Aim of the task: Reproduce the records exactly.

● ● ● ● ●

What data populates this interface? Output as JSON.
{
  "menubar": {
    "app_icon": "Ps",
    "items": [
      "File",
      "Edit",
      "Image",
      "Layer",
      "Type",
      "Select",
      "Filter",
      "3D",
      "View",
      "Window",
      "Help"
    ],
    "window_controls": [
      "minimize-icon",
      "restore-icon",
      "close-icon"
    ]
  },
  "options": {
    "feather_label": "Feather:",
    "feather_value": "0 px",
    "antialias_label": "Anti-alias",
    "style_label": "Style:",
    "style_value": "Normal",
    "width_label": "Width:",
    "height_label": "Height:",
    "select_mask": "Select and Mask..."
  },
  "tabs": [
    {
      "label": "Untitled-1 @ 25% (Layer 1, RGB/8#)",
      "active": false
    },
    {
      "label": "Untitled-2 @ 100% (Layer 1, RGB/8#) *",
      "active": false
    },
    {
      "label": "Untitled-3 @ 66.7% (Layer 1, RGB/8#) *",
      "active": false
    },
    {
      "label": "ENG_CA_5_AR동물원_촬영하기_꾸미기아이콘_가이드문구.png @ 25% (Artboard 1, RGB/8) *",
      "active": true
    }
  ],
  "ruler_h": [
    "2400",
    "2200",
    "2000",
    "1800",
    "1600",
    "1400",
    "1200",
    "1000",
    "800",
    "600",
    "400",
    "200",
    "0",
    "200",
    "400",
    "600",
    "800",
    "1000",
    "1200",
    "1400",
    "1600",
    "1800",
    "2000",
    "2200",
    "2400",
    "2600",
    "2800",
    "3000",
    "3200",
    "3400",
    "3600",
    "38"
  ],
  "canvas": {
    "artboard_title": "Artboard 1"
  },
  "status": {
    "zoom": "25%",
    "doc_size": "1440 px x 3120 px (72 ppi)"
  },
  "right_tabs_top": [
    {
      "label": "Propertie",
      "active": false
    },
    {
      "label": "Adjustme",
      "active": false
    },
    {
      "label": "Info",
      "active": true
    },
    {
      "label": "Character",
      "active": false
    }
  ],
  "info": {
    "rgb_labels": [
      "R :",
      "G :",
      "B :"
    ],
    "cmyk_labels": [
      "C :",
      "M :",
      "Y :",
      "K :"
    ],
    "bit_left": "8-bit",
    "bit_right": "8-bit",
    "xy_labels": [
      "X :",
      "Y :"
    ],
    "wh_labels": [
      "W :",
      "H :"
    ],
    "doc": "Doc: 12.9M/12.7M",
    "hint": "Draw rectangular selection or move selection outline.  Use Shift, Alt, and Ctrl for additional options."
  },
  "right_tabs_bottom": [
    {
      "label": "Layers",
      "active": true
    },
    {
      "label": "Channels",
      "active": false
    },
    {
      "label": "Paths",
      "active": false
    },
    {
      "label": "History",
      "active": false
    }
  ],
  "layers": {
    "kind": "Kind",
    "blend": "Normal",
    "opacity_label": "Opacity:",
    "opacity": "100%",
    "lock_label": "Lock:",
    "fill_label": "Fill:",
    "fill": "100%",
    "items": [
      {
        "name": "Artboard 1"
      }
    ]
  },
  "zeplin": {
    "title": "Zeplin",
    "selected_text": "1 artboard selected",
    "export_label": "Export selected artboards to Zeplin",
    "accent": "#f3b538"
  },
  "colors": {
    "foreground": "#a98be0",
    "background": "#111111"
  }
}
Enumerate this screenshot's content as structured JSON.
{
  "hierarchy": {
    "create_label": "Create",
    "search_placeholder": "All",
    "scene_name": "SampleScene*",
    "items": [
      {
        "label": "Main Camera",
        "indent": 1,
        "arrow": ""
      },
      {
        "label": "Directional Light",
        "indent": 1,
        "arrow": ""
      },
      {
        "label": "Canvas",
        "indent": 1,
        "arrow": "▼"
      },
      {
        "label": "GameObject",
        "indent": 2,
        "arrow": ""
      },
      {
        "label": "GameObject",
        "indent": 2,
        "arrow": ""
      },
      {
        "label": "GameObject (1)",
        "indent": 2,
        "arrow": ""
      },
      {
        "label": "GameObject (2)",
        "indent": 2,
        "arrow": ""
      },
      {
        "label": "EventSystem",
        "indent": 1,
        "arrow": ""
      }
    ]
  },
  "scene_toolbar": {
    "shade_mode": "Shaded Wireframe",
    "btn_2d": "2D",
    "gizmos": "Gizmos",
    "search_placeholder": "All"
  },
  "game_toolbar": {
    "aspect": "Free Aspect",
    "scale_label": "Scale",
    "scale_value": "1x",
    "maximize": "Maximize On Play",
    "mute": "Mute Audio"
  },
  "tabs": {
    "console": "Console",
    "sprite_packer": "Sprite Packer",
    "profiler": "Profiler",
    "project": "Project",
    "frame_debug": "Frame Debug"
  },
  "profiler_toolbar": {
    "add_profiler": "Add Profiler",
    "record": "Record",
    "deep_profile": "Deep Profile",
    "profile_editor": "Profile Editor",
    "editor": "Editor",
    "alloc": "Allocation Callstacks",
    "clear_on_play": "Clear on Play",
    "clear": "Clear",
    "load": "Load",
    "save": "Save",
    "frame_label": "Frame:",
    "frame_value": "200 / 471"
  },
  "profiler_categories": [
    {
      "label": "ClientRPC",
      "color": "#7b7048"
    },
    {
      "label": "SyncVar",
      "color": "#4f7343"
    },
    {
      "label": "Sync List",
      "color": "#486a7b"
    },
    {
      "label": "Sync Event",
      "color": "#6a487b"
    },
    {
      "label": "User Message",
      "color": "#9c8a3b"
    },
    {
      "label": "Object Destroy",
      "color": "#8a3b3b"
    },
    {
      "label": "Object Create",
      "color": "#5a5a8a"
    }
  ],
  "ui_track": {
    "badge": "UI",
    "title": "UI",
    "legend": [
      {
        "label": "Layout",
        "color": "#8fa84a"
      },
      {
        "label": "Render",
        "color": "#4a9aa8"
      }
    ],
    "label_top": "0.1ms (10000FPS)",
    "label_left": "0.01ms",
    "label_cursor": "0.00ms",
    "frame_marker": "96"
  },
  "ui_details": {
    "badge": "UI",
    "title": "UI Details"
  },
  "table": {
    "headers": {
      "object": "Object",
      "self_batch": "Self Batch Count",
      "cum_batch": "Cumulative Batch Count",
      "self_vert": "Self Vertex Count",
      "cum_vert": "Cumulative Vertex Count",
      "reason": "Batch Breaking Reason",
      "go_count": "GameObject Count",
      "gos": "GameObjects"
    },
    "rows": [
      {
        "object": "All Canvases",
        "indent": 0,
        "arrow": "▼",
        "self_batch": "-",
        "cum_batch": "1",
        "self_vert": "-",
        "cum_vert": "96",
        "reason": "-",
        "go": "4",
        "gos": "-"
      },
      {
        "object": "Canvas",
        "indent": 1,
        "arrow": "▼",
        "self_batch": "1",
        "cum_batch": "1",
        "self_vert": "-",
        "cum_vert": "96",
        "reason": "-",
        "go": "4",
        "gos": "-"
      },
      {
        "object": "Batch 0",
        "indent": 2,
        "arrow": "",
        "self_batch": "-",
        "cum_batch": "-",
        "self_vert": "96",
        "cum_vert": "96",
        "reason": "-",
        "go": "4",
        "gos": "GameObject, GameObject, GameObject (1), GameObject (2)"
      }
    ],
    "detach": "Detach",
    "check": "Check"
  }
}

● ● ● ● ●

Result for this task:
What data populates this interface? Output as JSON.
{
  "menubar": {
    "app_icon": "Ps",
    "items": [
      "File",
      "Edit",
      "Image",
      "Layer",
      "Type",
      "Select",
      "Filter",
      "3D",
      "View",
      "Window",
      "Help"
    ],
    "window_controls": [
      "minimize-icon",
      "restore-icon",
      "close-icon"
    ]
  },
  "options": {
    "feather_label": "Feather:",
    "feather_value": "0 px",
    "antialias_label": "Anti-alias",
    "style_label": "Style:",
    "style_value": "Normal",
    "width_label": "Width:",
    "height_label": "Height:",
    "select_mask": "Select and Mask..."
  },
  "tabs": [
    {
      "label": "Untitled-1 @ 25% (Layer 1, RGB/8#)",
      "active": false
    },
    {
      "label": "Untitled-2 @ 100% (Layer 1, RGB/8#) *",
      "active": false
    },
    {
      "label": "Untitled-3 @ 66.7% (Layer 1, RGB/8#) *",
      "active": false
    },
    {
      "label": "ENG_CA_5_AR동물원_촬영하기_꾸미기아이콘_가이드문구.png @ 25% (Artboard 1, RGB/8) *",
      "active": true
    }
  ],
  "ruler_h": [
    "2400",
    "2200",
    "2000",
    "1800",
    "1600",
    "1400",
    "1200",
    "1000",
    "800",
    "600",
    "400",
    "200",
    "0",
    "200",
    "400",
    "600",
    "800",
    "1000",
    "1200",
    "1400",
    "1600",
    "1800",
    "2000",
    "2200",
    "2400",
    "2600",
    "2800",
    "3000",
    "3200",
    "3400",
    "3600",
    "38"
  ],
  "canvas": {
    "artboard_title": "Artboard 1"
  },
  "status": {
    "zoom": "25%",
    "doc_size": "1440 px x 3120 px (72 ppi)"
  },
  "right_tabs_top": [
    {
      "label": "Propertie",
      "active": false
    },
    {
      "label": "Adjustme",
      "active": false
    },
    {
      "label": "Info",
      "active": true
    },
    {
      "label": "Character",
      "active": false
    }
  ],
  "info": {
    "rgb_labels": [
      "R :",
      "G :",
      "B :"
    ],
    "cmyk_labels": [
      "C :",
      "M :",
      "Y :",
      "K :"
    ],
    "bit_left": "8-bit",
    "bit_right": "8-bit",
    "xy_labels": [
      "X :",
      "Y :"
    ],
    "wh_labels": [
      "W :",
      "H :"
    ],
    "doc": "Doc: 12.9M/12.7M",
    "hint": "Draw rectangular selection or move selection outline.  Use Shift, Alt, and Ctrl for additional options."
  },
  "right_tabs_bottom": [
    {
      "label": "Layers",
      "active": true
    },
    {
      "label": "Channels",
      "active": false
    },
    {
      "label": "Paths",
      "active": false
    },
    {
      "label": "History",
      "active": false
    }
  ],
  "layers": {
    "kind": "Kind",
    "blend": "Normal",
    "opacity_label": "Opacity:",
    "opacity": "100%",
    "lock_label": "Lock:",
    "fill_label": "Fill:",
    "fill": "100%",
    "items": [
      {
        "name": "Artboard 1"
      }
    ]
  },
  "zeplin": {
    "title": "Zeplin",
    "selected_text": "1 artboard selected",
    "export_label": "Export selected artboards to Zeplin",
    "accent": "#f3b538"
  },
  "colors": {
    "foreground": "#a98be0",
    "background": "#111111"
  }
}
Enumerate this screenshot's content as structured JSON.
{
  "hierarchy": {
    "create_label": "Create",
    "search_placeholder": "All",
    "scene_name": "SampleScene*",
    "items": [
      {
        "label": "Main Camera",
        "indent": 1,
        "arrow": ""
      },
      {
        "label": "Directional Light",
        "indent": 1,
        "arrow": ""
      },
      {
        "label": "Canvas",
        "indent": 1,
        "arrow": "▼"
      },
      {
        "label": "GameObject",
        "indent": 2,
        "arrow": ""
      },
      {
        "label": "GameObject",
        "indent": 2,
        "arrow": ""
      },
      {
        "label": "GameObject (1)",
        "indent": 2,
        "arrow": ""
      },
      {
        "label": "GameObject (2)",
        "indent": 2,
        "arrow": ""
      },
      {
        "label": "EventSystem",
        "indent": 1,
        "arrow": ""
      }
    ]
  },
  "scene_toolbar": {
    "shade_mode": "Shaded Wireframe",
    "btn_2d": "2D",
    "gizmos": "Gizmos",
    "search_placeholder": "All"
  },
  "game_toolbar": {
    "aspect": "Free Aspect",
    "scale_label": "Scale",
    "scale_value": "1x",
    "maximize": "Maximize On Play",
    "mute": "Mute Audio"
  },
  "tabs": {
    "console": "Console",
    "sprite_packer": "Sprite Packer",
    "profiler": "Profiler",
    "project": "Project",
    "frame_debug": "Frame Debug"
  },
  "profiler_toolbar": {
    "add_profiler": "Add Profiler",
    "record": "Record",
    "deep_profile": "Deep Profile",
    "profile_editor": "Profile Editor",
    "editor": "Editor",
    "alloc": "Allocation Callstacks",
    "clear_on_play": "Clear on Play",
    "clear": "Clear",
    "load": "Load",
    "save": "Save",
    "frame_label": "Frame:",
    "frame_value": "200 / 471"
  },
  "profiler_categories": [
    {
      "label": "ClientRPC",
      "color": "#7b7048"
    },
    {
      "label": "SyncVar",
      "color": "#4f7343"
    },
    {
      "label": "Sync List",
      "color": "#486a7b"
    },
    {
      "label": "Sync Event",
      "color": "#6a487b"
    },
    {
      "label": "User Message",
      "color": "#9c8a3b"
    },
    {
      "label": "Object Destroy",
      "color": "#8a3b3b"
    },
    {
      "label": "Object Create",
      "color": "#5a5a8a"
    }
  ],
  "ui_track": {
    "badge": "UI",
    "title": "UI",
    "legend": [
      {
        "label": "Layout",
        "color": "#8fa84a"
      },
      {
        "label": "Render",
        "color": "#4a9aa8"
      }
    ],
    "label_top": "0.1ms (10000FPS)",
    "label_left": "0.01ms",
    "label_cursor": "0.00ms",
    "frame_marker": "96"
  },
  "ui_details": {
    "badge": "UI",
    "title": "UI Details"
  },
  "table": {
    "headers": {
      "object": "Object",
      "self_batch": "Self Batch Count",
      "cum_batch": "Cumulative Batch Count",
      "self_vert": "Self Vertex Count",
      "cum_vert": "Cumulative Vertex Count",
      "reason": "Batch Breaking Reason",
      "go_count": "GameObject Count",
      "gos": "GameObjects"
    },
    "rows": [
      {
        "object": "All Canvases",
        "indent": 0,
        "arrow": "▼",
        "self_batch": "-",
        "cum_batch": "1",
        "self_vert": "-",
        "cum_vert": "96",
        "reason": "-",
        "go": "4",
        "gos": "-"
      },
      {
        "object": "Canvas",
        "indent": 1,
        "arrow": "▼",
        "self_batch": "1",
        "cum_batch": "1",
        "self_vert": "-",
        "cum_vert": "96",
        "reason": "-",
        "go": "4",
        "gos": "-"
      },
      {
        "object": "Batch 0",
        "indent": 2,
        "arrow": "",
        "self_batch": "-",
        "cum_batch": "-",
        "self_vert": "96",
        "cum_vert": "96",
        "reason": "-",
        "go": "4",
        "gos": "GameObject, GameObject, GameObject (1), GameObject (2)"
      }
    ],
    "detach": "Detach",
    "check": "Check"
  }
}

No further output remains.